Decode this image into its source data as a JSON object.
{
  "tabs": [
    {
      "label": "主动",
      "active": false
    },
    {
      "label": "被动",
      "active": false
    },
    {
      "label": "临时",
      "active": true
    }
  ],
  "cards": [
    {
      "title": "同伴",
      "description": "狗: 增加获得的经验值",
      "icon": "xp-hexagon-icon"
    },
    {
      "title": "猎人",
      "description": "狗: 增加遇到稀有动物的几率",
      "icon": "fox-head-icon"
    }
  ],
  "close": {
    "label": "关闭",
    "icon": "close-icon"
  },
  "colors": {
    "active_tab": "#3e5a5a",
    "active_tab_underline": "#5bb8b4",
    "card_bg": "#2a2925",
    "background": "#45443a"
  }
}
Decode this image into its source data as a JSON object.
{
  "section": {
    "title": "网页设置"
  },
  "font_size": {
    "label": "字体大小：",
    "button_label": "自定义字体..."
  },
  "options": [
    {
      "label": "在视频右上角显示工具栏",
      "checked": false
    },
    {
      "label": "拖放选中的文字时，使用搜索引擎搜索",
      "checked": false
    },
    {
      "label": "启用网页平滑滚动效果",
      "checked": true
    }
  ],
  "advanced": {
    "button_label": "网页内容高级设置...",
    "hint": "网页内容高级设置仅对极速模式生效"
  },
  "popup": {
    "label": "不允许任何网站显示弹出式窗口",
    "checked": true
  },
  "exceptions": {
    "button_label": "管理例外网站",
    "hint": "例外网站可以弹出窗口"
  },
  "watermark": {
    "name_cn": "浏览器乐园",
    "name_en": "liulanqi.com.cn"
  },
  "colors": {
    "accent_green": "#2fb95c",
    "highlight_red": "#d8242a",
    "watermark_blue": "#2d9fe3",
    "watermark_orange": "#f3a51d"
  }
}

+++

Task directions:
In the listing, find all lines with the string "checked" and copy them.

Output of the exercise:
      "checked": false
      "checked": false
      "checked": true
    "checked": true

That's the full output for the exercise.